**Directions:** Where does the string "screenshot" appear? Copy every line of the entries below that holds it.
##########
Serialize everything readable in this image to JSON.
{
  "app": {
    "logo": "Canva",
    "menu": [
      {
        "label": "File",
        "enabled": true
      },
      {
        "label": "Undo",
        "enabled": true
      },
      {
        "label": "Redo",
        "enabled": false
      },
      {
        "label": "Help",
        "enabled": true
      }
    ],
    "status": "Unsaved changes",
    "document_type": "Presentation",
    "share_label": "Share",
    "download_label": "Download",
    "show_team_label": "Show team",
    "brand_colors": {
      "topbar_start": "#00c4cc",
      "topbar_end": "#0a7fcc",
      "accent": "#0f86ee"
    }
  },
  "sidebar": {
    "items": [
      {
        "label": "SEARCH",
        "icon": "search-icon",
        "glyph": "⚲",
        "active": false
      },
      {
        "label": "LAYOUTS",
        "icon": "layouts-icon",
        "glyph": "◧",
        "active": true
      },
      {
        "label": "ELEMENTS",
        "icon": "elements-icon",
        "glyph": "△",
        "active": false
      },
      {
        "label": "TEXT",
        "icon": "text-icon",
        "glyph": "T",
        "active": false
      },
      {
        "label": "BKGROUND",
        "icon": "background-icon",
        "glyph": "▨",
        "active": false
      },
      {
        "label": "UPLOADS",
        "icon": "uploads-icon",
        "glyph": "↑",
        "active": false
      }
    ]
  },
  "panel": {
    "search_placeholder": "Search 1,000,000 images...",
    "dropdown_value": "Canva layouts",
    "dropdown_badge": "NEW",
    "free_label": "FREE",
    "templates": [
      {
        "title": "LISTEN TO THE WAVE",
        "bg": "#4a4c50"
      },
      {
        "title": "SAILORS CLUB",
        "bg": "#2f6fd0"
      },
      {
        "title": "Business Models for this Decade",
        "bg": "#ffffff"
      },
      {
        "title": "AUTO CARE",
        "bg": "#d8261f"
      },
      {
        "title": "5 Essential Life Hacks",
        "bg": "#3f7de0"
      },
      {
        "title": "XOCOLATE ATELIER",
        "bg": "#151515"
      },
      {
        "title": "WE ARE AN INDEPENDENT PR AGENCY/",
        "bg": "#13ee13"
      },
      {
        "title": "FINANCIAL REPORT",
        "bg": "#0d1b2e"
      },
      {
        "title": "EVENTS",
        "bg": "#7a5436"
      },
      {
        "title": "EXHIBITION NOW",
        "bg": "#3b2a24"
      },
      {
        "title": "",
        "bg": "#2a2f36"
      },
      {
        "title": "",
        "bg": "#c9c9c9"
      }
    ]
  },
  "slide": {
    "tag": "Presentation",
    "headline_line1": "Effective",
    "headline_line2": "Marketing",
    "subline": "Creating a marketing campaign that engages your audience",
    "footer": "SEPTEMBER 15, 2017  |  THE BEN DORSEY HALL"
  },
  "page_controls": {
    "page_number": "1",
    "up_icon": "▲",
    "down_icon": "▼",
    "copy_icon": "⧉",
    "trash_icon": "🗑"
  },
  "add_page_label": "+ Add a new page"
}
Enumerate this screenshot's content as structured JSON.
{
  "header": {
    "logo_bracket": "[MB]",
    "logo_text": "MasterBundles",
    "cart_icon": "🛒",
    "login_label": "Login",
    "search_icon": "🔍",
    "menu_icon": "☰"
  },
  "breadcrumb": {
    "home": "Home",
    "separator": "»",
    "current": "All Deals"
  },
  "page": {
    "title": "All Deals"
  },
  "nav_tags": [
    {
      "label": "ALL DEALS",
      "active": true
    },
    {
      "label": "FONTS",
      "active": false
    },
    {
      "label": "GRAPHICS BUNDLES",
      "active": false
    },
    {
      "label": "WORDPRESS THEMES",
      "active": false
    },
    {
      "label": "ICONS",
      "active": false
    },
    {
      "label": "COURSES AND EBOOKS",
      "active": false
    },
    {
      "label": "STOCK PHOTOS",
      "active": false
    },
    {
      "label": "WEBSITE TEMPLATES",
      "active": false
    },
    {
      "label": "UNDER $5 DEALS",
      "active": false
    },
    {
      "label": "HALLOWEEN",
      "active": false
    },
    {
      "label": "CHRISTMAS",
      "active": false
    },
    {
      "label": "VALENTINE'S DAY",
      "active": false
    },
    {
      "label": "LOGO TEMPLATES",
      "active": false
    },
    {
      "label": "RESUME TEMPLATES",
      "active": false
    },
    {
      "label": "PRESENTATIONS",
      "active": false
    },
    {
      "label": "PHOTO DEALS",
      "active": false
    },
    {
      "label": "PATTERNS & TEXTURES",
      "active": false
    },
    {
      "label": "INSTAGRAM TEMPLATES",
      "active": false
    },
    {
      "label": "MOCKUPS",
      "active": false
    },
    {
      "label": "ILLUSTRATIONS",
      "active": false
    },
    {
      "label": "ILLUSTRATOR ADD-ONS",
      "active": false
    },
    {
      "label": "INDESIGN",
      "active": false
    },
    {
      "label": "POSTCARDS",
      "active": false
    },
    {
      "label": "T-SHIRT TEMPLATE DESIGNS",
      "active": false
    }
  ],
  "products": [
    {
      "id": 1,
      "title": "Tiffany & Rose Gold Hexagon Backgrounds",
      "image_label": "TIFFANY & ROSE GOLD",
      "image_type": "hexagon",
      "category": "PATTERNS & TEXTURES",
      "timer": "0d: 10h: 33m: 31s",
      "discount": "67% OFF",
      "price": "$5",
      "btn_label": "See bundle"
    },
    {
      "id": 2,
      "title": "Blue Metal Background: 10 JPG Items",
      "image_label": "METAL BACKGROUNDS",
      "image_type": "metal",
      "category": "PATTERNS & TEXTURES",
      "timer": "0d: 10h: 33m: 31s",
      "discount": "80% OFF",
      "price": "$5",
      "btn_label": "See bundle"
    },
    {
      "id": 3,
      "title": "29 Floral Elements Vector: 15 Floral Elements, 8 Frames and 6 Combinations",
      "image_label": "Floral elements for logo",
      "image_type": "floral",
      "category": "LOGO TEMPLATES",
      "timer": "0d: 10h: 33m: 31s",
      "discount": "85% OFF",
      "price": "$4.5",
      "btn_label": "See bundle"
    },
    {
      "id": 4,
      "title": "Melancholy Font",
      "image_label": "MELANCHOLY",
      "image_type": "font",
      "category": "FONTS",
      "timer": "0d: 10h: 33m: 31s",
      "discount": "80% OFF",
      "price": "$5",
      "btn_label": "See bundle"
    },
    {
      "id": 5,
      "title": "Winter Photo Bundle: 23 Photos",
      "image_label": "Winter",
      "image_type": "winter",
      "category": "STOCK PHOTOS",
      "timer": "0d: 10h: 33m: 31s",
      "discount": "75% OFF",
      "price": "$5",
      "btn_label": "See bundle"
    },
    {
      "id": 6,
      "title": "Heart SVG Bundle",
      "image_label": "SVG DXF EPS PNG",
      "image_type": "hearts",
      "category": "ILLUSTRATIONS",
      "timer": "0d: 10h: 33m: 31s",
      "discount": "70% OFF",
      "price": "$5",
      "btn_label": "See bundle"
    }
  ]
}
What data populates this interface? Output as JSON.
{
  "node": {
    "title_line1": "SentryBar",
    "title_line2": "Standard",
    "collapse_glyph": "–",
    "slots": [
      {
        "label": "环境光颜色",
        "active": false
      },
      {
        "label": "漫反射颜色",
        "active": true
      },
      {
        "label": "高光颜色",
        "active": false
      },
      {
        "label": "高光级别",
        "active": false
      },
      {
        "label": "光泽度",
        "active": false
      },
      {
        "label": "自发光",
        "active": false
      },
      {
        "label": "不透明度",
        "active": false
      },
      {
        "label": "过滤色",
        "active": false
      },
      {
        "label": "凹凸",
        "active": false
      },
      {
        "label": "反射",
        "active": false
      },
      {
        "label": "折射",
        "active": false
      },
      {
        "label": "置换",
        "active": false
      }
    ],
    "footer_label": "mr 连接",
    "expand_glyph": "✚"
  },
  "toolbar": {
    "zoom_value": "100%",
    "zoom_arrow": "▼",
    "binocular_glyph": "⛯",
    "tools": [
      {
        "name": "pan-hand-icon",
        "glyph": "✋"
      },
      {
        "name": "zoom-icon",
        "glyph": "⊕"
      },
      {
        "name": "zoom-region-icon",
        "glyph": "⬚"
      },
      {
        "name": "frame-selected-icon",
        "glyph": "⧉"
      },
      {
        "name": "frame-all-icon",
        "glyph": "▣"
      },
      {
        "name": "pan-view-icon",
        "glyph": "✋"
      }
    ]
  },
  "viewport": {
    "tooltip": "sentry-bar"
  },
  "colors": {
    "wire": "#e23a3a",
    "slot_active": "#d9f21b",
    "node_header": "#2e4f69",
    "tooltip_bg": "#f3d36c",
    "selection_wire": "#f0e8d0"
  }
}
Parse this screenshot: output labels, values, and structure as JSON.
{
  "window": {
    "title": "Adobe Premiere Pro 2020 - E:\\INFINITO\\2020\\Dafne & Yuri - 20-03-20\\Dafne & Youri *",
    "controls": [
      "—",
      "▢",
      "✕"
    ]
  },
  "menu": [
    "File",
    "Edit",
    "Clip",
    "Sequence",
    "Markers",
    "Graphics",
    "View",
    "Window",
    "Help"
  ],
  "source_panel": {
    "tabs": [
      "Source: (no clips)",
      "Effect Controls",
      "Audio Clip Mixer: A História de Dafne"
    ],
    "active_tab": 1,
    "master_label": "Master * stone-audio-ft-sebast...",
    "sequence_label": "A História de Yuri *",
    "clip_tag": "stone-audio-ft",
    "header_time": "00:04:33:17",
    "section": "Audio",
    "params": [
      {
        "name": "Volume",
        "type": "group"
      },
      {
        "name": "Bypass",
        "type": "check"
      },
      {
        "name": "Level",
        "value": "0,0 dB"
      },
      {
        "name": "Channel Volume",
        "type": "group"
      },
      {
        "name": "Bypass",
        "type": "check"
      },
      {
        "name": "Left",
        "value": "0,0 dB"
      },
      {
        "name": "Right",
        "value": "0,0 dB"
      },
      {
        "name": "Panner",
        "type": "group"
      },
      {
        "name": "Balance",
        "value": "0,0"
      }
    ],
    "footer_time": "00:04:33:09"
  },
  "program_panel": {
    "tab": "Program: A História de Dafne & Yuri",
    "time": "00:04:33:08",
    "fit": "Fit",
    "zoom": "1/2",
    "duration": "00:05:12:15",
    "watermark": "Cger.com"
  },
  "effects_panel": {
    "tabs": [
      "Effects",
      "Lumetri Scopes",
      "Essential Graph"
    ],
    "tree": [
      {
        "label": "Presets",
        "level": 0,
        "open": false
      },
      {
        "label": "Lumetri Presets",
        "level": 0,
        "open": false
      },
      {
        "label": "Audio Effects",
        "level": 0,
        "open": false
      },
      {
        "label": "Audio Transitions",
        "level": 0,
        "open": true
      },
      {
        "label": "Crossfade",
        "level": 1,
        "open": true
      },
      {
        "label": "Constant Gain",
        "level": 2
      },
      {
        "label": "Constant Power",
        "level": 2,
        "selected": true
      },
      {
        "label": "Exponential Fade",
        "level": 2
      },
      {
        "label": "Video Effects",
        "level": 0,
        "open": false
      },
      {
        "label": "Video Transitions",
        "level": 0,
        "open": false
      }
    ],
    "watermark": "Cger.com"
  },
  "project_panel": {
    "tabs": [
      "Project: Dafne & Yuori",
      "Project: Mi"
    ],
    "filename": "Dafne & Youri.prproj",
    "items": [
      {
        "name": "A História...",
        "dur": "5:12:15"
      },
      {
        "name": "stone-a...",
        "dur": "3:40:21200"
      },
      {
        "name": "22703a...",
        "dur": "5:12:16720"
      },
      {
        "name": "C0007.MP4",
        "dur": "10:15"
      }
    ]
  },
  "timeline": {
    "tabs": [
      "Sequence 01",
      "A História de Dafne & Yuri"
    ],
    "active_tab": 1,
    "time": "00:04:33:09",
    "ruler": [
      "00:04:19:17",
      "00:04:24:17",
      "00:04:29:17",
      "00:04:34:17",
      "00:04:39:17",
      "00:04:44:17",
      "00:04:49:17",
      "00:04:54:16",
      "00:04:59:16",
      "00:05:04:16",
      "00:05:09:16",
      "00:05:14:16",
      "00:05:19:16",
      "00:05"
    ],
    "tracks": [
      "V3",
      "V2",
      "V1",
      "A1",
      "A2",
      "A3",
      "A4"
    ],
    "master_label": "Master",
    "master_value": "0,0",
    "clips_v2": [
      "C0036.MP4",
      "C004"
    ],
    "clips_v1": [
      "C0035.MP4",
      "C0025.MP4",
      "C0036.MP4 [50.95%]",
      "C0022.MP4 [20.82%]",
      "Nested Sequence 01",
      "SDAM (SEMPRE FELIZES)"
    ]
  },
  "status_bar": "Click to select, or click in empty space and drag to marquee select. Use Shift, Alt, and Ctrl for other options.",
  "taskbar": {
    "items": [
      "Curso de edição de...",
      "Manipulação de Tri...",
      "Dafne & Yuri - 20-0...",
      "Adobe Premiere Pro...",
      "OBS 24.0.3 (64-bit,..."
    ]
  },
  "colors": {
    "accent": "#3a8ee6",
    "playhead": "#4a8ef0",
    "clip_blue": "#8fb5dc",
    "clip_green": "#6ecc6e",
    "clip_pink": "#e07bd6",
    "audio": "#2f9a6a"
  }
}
##########
**Result below:**
Enumerate this screenshot's content as structured JSON.
Parse this screenshot: output labels, values, and structure as JSON.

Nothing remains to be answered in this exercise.